Estratto della fonte
Come descritto da Francesca Carfì, le istituzioni coinvolte nell’attuazione del Regolamento REACH hanno da tempo portato il problema all’attenzione della Comunità europea, anche su spinta delle associazioni industriali e delle amministrazione pubbliche che hanno tra gli obiettivi prioritari quello di ridurre le barriere normative al recupero di materiali e individuare metodi di incentivazione all’ottimizzazione del ciclo dei rifiuti.

Ma facciamo un passo indietro. La normativa REACH, entrata in vigore nel 2007, disciplina la produzione, l’importazione e l’utilizzo di sostanze chimiche nello spazio economico europeo. Oltre a uniformare i criteri in vigore tra i paesi “ha rappresentato un cambiamento profondo nel modo di gestire queste sostanze, attribuendo maggiore responsabilità alle imprese: ora devono dimostrare che la produzione e l’utilizzo delle sostanze chimiche è sicura”, precisa la Carfì.

Consegna 1
Come diventa il passo del brano sul Regolamento REACH compreso tra "Come descritto da" e "ciclo dei rifiuti.", estremi inclusi, se sostituisci "Comunità europea" con "Unione europea"? Modificalo riscrivendolo per intero con questo cambiamento.
Consegna 2
Come potrebbe proseguire il brano sul Regolamento REACH dopo l'ultima frase riportata? Continualo tu, partendo da lì.

Materiale di studio
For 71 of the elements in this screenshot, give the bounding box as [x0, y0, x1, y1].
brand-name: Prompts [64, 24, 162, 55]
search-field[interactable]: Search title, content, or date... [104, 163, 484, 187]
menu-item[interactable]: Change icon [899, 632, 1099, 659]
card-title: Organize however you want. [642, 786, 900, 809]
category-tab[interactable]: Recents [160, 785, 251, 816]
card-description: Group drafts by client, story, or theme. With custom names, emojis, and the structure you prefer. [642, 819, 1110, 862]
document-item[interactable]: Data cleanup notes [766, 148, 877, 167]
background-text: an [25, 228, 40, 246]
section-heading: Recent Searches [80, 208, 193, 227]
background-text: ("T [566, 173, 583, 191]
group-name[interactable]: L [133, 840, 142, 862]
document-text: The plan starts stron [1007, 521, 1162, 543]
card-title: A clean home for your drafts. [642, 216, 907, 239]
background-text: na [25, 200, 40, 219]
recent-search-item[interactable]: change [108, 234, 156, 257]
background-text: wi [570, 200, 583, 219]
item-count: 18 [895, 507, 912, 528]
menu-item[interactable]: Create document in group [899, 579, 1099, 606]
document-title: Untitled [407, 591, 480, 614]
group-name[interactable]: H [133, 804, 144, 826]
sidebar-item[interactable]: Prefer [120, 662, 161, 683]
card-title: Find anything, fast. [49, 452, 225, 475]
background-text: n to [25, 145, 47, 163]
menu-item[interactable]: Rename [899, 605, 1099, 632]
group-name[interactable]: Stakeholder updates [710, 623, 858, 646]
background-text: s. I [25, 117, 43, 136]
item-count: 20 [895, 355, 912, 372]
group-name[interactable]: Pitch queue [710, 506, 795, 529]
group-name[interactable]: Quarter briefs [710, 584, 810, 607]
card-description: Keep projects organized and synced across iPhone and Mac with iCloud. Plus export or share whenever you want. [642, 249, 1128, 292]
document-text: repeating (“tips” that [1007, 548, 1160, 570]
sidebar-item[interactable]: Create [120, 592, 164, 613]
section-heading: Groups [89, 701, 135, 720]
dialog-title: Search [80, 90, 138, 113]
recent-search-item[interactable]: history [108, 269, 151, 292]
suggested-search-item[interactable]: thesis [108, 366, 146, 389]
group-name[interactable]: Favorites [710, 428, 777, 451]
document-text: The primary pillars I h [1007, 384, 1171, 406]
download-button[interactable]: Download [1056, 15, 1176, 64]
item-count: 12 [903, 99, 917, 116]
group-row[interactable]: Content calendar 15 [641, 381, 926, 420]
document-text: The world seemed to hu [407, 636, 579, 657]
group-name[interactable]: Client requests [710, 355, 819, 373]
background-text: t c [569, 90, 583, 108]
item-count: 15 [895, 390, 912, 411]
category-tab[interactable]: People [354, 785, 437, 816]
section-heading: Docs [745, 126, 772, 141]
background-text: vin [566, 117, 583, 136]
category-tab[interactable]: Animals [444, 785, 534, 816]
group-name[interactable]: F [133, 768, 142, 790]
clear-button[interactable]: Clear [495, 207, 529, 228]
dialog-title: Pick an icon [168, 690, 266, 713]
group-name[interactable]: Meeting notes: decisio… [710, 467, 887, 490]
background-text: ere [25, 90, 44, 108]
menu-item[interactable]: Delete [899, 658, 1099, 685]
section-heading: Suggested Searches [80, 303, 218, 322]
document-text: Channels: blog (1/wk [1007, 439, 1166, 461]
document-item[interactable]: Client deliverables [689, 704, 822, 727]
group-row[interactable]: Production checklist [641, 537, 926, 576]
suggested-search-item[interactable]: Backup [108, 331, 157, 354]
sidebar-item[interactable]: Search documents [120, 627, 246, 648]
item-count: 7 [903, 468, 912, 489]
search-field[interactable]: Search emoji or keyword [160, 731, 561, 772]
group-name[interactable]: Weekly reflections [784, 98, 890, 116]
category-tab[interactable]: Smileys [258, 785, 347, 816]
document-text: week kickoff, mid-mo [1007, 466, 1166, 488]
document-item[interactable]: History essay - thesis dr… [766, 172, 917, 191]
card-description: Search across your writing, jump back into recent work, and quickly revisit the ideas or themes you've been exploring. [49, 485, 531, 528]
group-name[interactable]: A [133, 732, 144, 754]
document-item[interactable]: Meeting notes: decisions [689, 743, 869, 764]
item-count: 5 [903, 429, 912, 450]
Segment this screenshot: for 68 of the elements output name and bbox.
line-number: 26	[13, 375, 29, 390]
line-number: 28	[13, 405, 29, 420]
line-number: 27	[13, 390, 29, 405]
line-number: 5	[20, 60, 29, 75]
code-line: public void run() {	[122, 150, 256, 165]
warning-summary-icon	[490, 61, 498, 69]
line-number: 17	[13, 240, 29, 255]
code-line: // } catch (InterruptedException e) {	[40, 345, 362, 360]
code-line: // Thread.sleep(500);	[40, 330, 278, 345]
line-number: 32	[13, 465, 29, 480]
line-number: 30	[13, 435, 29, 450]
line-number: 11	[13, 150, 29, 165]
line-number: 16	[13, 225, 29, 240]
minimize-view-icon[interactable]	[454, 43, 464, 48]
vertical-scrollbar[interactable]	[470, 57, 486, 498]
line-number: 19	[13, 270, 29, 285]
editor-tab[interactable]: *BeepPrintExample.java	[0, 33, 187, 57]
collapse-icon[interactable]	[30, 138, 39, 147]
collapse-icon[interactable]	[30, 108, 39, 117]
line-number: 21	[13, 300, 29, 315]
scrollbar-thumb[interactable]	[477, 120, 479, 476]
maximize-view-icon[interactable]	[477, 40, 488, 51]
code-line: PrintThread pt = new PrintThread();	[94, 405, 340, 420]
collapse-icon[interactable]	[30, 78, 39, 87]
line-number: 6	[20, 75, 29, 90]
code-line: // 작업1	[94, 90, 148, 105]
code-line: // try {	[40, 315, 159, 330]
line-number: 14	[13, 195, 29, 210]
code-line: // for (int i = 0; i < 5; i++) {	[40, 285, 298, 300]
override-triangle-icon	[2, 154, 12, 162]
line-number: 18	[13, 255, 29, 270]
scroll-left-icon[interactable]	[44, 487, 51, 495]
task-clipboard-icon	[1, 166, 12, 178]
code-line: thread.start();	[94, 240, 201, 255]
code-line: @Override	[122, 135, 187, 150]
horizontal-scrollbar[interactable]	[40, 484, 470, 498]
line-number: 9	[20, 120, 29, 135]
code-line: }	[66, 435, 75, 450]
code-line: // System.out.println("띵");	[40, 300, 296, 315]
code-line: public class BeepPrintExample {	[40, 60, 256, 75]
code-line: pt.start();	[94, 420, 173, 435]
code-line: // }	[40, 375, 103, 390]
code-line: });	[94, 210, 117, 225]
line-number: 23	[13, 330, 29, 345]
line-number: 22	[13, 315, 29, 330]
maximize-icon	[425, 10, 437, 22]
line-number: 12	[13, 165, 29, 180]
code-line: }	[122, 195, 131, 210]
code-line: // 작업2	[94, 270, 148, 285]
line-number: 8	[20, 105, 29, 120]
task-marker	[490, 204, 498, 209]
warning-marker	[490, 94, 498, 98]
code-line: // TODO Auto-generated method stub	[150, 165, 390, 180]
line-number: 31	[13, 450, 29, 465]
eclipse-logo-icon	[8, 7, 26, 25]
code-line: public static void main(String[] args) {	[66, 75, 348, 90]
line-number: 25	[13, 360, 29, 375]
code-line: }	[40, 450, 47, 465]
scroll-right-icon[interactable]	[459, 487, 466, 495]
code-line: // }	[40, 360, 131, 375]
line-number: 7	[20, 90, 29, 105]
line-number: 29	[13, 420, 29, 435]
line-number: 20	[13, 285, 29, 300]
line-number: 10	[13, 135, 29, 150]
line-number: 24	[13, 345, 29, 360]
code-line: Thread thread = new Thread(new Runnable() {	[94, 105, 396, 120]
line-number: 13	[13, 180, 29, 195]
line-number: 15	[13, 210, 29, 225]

Spazio risposta 1
Come descritto da Francesca Carfì, le istituzioni coinvolte nell’attuazione del Regolamento REACH hanno da tempo portato il problema all’attenzione della Unione europea, anche su spinta delle associazioni industriali e delle amministrazione pubbliche che hanno tra gli obiettivi prioritari quello di ridurre le barriere normative al recupero di materiali e individuare metodi di incentivazione all’ottimizzazione del ciclo dei rifiuti.

Spazio risposta 2
Una scelta che vuole scoraggiarne l’adozione e incentivare la ricerca di un’alternativa, ma che risulta essere un compito “economicamente oneroso, soprattutto per quelle realtà medio-piccole che sono l’ossatura del sistema produttivo nazionale”, prosegue l’esperta. Le aziende “stanno cercando di sopravvivere” e si mostrano occupate “a restringere il campo delle sostanze adoperate per limitare i costi: come i produttori di coloranti che hanno nel loro portafoglio dalle 50 alle 100 sostanze”.

Affinchè la normativa venga rispettata l’ECHA offre annualmente delle linee guida, i REACH-EN-FORCE-REF, destinate agli ispettori nazionali che devono controllare a campione le aziende. In Italia le ispezioni vengono effettuate dalle Regioni e ci sono state numerose sanzioni, principalmente per non conformità delle schede di sicurezza e per lo stato di registrazione.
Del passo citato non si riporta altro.